((

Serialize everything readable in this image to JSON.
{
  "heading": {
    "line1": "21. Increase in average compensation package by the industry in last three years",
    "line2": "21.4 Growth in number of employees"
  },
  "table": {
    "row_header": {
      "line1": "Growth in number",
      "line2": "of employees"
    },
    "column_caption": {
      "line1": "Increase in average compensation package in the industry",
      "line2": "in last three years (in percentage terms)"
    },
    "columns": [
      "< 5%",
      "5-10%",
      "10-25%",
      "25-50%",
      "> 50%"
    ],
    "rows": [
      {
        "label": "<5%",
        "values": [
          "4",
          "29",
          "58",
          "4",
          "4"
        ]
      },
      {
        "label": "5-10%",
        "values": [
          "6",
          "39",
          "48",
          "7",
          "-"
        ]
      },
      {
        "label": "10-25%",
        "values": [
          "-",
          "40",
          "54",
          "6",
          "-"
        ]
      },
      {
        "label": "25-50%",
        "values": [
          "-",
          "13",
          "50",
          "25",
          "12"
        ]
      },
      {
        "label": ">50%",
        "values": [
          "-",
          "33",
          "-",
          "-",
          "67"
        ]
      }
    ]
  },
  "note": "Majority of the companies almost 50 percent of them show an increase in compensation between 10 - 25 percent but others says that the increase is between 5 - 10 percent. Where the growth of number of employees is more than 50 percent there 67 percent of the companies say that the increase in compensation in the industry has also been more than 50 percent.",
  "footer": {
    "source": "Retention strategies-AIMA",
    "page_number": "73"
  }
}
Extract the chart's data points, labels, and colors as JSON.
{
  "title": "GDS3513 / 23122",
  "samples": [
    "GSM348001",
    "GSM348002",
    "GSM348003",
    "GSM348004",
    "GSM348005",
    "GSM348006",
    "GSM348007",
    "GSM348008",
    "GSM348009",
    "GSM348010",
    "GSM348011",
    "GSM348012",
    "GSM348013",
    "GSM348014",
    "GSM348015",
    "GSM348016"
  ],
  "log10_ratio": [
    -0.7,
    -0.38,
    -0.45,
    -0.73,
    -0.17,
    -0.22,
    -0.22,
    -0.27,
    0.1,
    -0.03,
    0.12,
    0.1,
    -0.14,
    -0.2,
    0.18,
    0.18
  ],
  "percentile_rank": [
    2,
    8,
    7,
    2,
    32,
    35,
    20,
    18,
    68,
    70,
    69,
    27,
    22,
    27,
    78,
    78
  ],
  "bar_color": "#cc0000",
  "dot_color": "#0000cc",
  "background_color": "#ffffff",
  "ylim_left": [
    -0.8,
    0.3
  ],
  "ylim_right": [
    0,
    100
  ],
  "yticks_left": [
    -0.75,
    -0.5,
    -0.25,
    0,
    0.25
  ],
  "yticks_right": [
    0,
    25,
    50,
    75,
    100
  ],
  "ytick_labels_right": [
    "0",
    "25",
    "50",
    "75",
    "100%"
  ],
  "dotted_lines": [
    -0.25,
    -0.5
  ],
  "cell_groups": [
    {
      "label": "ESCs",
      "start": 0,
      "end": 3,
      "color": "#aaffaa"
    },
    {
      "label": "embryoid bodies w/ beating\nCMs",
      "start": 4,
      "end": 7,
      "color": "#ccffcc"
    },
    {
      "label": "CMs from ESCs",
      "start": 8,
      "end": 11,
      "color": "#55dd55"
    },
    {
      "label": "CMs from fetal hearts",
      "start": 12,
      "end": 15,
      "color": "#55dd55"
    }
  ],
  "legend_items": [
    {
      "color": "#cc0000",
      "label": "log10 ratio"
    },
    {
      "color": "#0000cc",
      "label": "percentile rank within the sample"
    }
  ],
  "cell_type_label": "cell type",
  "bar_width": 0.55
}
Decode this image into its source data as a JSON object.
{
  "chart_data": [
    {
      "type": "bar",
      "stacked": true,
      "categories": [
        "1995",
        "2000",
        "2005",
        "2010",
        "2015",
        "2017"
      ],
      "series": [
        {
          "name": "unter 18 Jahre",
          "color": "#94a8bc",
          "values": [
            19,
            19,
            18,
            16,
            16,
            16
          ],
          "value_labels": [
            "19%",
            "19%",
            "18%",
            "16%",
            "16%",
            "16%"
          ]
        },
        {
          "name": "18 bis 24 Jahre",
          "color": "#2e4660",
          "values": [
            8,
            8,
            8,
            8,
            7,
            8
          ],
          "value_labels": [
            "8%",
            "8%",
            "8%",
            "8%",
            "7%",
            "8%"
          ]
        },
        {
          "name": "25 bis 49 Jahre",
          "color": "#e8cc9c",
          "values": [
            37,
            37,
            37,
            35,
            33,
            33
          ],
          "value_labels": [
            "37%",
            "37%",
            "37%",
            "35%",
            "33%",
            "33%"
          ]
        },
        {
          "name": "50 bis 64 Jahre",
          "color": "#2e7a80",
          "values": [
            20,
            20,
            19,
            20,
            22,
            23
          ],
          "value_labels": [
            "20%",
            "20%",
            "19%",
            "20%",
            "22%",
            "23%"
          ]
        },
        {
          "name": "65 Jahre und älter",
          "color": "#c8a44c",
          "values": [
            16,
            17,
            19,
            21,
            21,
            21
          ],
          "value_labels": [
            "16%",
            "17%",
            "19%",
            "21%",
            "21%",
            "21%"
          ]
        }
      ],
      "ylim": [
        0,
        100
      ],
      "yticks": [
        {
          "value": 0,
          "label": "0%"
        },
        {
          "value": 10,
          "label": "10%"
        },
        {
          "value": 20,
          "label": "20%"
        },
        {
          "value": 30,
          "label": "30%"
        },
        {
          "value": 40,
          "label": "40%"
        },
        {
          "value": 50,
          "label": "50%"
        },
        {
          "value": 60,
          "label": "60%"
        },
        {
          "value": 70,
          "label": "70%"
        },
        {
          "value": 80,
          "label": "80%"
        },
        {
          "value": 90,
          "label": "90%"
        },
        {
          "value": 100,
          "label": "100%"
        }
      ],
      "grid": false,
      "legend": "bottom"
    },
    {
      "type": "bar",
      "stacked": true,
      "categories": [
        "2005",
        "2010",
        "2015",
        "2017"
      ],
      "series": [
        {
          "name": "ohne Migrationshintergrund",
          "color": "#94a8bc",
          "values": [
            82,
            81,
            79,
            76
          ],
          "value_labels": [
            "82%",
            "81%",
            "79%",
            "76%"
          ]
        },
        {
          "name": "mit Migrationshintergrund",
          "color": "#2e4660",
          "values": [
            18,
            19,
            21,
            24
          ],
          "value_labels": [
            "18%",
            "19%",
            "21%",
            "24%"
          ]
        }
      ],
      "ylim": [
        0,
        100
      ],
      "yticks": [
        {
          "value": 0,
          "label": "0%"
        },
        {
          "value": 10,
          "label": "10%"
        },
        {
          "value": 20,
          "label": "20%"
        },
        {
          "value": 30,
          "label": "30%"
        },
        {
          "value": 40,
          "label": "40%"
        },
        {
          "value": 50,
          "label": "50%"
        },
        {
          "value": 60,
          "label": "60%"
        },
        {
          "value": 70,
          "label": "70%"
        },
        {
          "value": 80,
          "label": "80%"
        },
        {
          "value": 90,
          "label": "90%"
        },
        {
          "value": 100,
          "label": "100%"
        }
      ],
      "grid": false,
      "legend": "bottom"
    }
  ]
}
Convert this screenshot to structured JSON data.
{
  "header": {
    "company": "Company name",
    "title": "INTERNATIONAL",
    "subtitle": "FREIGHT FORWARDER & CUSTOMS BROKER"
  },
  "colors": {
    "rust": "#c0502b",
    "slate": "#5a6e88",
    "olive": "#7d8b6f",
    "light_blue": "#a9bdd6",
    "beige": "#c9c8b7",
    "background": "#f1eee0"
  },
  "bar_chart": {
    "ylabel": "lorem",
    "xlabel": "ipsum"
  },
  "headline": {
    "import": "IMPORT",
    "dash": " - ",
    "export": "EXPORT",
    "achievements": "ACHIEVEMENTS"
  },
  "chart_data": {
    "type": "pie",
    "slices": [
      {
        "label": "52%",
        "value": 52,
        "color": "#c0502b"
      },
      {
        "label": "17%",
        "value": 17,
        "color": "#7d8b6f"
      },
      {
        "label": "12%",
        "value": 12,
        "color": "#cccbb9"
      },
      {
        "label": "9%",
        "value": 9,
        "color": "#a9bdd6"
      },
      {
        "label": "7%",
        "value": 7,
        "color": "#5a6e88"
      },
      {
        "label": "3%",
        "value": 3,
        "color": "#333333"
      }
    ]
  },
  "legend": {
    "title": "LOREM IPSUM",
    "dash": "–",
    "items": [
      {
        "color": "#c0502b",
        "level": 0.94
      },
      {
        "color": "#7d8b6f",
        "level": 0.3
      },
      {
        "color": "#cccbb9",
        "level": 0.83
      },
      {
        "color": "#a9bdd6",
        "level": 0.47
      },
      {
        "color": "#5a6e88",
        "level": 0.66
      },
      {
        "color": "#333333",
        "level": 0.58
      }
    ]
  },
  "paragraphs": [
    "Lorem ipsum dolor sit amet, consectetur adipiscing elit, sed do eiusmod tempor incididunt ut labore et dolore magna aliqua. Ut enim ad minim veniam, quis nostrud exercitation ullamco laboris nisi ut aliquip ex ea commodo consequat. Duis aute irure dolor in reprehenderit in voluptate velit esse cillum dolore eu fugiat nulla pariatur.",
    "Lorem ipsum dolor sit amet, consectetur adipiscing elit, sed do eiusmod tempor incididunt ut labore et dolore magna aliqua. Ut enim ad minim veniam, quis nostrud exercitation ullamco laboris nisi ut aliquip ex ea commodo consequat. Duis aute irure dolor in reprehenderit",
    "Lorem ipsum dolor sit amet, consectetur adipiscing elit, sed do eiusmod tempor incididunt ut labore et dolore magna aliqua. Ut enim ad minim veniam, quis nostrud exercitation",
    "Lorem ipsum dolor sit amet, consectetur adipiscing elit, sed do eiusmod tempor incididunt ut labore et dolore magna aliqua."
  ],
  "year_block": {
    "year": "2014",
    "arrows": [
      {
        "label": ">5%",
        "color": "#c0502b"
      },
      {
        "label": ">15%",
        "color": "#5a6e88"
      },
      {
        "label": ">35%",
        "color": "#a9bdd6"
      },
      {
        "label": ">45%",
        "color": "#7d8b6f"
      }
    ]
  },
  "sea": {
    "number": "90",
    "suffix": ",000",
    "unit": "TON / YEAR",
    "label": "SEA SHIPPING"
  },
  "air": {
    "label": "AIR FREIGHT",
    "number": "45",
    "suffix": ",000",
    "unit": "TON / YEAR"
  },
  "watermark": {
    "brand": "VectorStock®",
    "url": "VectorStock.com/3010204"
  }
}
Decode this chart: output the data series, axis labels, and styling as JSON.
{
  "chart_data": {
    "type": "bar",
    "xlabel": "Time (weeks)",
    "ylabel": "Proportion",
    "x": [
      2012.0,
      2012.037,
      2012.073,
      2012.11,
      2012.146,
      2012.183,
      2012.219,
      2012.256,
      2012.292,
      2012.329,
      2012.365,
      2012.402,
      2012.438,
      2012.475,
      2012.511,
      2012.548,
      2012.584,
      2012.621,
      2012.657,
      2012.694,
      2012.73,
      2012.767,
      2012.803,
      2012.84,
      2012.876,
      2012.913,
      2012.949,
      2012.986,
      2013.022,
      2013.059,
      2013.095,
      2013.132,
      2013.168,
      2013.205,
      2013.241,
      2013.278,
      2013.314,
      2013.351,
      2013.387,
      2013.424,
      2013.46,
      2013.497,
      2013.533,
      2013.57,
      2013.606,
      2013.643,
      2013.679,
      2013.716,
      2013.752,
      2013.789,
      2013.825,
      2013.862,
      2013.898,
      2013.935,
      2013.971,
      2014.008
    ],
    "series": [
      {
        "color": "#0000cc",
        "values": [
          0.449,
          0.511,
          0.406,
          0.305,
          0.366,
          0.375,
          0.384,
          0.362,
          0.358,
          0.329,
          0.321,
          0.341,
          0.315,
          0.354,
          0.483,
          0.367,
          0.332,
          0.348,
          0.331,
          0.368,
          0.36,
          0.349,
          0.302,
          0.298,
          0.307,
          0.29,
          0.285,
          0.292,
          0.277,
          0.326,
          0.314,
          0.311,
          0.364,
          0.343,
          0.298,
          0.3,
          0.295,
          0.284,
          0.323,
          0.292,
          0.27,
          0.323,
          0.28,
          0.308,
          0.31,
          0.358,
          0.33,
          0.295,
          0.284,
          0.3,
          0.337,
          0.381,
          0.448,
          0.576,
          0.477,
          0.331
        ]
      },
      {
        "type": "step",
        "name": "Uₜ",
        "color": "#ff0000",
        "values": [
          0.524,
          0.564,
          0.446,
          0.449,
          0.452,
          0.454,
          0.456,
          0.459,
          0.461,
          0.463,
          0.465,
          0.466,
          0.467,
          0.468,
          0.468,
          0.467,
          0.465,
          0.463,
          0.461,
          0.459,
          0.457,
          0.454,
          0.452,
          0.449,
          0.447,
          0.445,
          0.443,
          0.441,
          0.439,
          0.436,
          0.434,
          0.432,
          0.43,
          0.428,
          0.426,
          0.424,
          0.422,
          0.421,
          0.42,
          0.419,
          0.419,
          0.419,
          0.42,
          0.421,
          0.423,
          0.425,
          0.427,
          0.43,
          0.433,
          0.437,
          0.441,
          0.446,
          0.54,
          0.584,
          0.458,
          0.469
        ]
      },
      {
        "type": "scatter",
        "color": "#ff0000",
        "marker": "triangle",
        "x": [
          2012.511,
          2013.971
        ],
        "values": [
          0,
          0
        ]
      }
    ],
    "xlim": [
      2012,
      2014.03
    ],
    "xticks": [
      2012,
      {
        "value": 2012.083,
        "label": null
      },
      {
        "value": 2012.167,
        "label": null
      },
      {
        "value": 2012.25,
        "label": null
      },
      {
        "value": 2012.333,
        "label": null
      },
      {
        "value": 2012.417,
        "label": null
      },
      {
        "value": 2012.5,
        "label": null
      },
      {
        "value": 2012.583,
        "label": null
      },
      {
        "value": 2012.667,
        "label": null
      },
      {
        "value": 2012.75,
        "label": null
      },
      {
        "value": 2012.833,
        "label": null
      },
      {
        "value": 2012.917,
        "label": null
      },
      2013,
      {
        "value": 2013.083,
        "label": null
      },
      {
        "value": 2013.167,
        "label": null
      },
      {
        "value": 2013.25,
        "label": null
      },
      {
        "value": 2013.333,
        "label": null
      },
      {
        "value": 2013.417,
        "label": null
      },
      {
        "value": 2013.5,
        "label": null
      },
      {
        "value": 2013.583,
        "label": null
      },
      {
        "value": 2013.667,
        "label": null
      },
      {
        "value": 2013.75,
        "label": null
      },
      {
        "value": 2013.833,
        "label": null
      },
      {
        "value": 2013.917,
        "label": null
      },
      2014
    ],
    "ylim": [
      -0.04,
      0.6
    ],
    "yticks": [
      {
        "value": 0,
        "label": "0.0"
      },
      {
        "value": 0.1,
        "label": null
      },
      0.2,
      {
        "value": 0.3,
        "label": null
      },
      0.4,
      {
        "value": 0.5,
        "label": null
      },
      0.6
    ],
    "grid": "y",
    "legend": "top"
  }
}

))

Aim ▸ Copy out each line of the entries that holds "Migrationshintergrund".

Solution to the problem ▸
          "name": "ohne Migrationshintergrund",
          "name": "mit Migrationshintergrund",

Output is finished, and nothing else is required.